- **Extrait du document**:
....................

Pensons-y. Près des deux tiers, c'est-à-dire 63 % des employés de l'ASFC craignent de subir des représailles s'ils dénoncent des actes répréhensibles. Ces représailles ont été décrites au comité des opérations gouvernementales. Des vies détruites, des congédiements, des gens ostracisés. Un témoin a raconté un cas où le gouvernement a poursuivi en justice une personne qui avait signalé un problème.
Pensons au dénonciateur qui a révélé que le gouvernement libéral avait versé une somme à Omar Khadr. Les libéraux ne se souciaient pas vraiment d'avoir donné 10,5 millions de dollars à un meurtrier avoué. Ils ont plutôt dépensé des dizaines de milliers de dollars pour enquêter sur le dénonciateur et s'en prendre à lui.
Tous les partis s'entendent pour dire que les employés de l'ASFC sont des travailleurs appréciés. Les travailleurs, eux, disent qu'ils n'ont pas confiance dans la haute direction ou le gouvernement. C'est un grave problème. J'espère que nous nous y attaquerons dans la mesure législative.
Un autre problème qui a été soulevé est que 57 % des employés n'ont pas confiance dans la haute direction. Ce sont les mêmes personnes qui seraient appelées à être dénoncées et jugées, d'une certaine façon, par ce nouveau processus de surveillance. Le projet de loi ne parle pas de surveillance de la direction ni du fait qu'il règne peut-être une culture de peur au sein du ministère. Encore une fois, j'espère que ces questions seront examinées en détail par le comité afin d'établir un processus adéquat.

....................

- **Lignes fournies**:

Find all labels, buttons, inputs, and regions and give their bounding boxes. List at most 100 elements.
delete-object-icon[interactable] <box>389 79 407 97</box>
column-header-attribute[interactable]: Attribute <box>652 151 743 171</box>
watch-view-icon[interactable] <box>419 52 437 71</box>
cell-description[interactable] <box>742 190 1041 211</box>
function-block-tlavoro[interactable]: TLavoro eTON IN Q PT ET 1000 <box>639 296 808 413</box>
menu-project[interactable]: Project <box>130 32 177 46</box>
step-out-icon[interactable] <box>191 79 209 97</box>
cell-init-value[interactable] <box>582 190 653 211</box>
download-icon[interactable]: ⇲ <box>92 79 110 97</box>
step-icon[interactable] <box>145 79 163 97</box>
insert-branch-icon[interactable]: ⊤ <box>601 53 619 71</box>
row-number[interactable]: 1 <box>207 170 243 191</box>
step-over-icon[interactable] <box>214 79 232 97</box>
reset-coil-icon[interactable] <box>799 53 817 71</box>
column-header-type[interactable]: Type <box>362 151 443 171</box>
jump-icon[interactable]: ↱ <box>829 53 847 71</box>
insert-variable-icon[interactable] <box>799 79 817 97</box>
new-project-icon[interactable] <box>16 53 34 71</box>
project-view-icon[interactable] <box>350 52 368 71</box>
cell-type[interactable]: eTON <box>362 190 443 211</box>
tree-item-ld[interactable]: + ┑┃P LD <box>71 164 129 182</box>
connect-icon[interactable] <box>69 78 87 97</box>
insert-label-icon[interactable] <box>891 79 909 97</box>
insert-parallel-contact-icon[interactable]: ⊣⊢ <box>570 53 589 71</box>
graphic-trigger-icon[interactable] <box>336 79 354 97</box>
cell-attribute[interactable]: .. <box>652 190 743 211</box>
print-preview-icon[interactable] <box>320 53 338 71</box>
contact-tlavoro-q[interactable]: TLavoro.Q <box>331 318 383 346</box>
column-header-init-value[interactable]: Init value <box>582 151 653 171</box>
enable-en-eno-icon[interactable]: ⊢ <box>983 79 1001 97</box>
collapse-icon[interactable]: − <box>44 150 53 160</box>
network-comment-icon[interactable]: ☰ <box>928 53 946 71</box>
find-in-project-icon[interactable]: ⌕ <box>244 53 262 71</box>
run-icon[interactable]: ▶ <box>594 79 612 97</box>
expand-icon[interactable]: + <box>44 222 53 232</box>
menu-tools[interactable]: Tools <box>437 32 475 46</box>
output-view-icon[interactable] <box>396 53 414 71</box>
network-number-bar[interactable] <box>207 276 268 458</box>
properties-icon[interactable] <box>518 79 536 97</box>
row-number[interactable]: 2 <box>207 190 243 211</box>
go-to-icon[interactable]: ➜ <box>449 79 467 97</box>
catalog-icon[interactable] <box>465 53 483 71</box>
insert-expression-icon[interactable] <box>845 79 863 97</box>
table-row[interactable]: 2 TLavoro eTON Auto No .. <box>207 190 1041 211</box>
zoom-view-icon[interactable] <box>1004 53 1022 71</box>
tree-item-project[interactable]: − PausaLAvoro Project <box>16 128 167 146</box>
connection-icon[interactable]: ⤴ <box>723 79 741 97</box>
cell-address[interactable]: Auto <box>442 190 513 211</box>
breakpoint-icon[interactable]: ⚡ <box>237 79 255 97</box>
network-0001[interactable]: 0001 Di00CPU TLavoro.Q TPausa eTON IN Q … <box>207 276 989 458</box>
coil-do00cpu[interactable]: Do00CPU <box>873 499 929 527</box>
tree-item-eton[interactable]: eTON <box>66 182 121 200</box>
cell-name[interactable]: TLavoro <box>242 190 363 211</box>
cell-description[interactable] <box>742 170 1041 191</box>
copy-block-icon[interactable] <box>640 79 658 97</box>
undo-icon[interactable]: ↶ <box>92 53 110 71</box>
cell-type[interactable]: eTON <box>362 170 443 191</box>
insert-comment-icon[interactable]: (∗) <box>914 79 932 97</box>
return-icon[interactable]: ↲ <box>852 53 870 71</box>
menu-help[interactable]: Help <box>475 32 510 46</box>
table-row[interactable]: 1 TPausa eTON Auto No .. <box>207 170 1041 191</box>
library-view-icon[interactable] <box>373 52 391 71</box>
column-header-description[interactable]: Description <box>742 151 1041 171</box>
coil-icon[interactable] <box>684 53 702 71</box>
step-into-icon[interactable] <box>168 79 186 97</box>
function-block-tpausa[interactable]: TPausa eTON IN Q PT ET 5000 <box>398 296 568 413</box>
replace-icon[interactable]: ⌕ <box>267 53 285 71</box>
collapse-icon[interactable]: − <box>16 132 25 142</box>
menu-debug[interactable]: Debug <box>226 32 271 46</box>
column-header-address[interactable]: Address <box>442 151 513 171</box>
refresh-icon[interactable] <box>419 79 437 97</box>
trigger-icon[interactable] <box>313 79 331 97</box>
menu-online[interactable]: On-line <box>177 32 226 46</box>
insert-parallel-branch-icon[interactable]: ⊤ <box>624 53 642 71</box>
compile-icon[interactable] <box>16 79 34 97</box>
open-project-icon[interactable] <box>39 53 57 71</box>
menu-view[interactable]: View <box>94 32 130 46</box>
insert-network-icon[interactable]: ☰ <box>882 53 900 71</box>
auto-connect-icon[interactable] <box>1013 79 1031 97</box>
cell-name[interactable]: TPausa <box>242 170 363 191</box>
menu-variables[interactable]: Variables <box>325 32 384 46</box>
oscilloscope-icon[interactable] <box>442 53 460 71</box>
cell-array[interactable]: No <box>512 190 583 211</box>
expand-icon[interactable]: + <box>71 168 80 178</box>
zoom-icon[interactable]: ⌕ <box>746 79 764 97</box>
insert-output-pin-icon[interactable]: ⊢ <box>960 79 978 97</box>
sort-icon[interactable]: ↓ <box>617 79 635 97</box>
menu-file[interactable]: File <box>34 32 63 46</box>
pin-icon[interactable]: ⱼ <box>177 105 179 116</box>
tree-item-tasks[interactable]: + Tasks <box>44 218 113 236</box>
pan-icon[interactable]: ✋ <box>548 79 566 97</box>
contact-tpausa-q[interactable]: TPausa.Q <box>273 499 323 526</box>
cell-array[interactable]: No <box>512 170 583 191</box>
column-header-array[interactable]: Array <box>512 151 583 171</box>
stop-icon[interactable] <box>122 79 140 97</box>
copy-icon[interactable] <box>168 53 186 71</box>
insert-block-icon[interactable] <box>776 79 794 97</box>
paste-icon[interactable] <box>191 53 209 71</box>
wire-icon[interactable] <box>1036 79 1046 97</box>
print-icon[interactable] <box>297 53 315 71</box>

....................

- **Tâches à réaliser**:
a: Selon l'extrait sur l'ASFC, pourquoi le fait que 57 % des employés n'aient pas confiance dans la haute direction pose-t-il problème pour le nouveau processus de surveillance ? Répondez en une à trois phrases.
b: Renvoyez mot pour mot le passage de l'extrait sur l'ASFC qui va de « Pensons-y. Près des » à « signalé un problème. ».
c: Rédigez la suite de l'extrait sur l'ASFC à partir de sa dernière phrase.
Les lignes n'ont aucun lien avec l'extrait sur l'ASFC.

- **Corrigé de l'exercice**:
a: Ce manque de confiance pose problème parce que les membres de la haute direction sont ceux-là mêmes qui seraient appelés à être dénoncés et jugés, d'une certaine façon, par le nouveau processus de surveillance.

b:
Pensons-y. Près des deux tiers, c'est-à-dire 63 % des employés de l'ASFC craignent de subir des représailles s'ils dénoncent des actes répréhensibles. Ces représailles ont été décrites au comité des opérations gouvernementales. Des vies détruites, des congédiements, des gens ostracisés. Un témoin a raconté un cas où le gouvernement a poursuivi en justice une personne qui avait signalé un problème.

c:
Par ailleurs, 51 % des répondants ne pensent pas que la haute direction agit de manière éthique. Pensons-y un instant. On parle des gens qui sont censés prévenir la contrebande, nous protéger des gens mal intentionnés qui traversent la frontière et gérer des centaines de milliards de dollars d'échanges commerciaux tout au long de l'année. Cependant, 51 % des répondants ne pensent pas que leurs gestionnaires agissent de manière éthique. Ils sont aussi 63 % à croire qu'ils ne peuvent pas soulever ce type de problème au gouvernement sans subir des représailles. J'espère vraiment que ces questions seront étudiées.
Nous avons beaucoup de problèmes à l'Agence des services frontaliers et ceux-ci découlent du plan ministériel que le gouvernement a déposé dans le cadre du processus budgétaire. Ralph Goodale l'a déposé l'an dernier, mais il contient certains des objectifs que les libéraux se sont fixés pour l'année à venir.
Le pourcentage de marchandises commerciales à haut risque ciblées par l'Agence et contrôlées à la frontière était de 94 %, contre 96 % sous les conservateurs. Nous ne connaissons pas l'objectif des libéraux pour cette année. Le rapport indique « à déterminer ». L'objectif que le gouvernement s'est fixé l'an dernier pour cette année est « à déterminer ».
Pour le pourcentage de menaces identifiées qui aboutissent à une mesure d'application de la loi ou à une recommandation de non-admissibilité, l'objectif était de 18 %. Selon eux, seulement 18 % des menaces identifiées feraient effectivement l'objet d'une mesure d'application de la loi, ce qui veut dire que 80 % des menaces identifiées ne feront pas l'objet de sanctions. C'est un problème.
Le pourcentage de ressortissants étrangers hautement prioritaires renvoyés pour des raisons telles que des crimes de guerre est de 80 %. Ils ont abaissé le seuil des années précédentes, de sorte que leur objectif est de ne renvoyer du Canada que 80 % des criminels de guerre.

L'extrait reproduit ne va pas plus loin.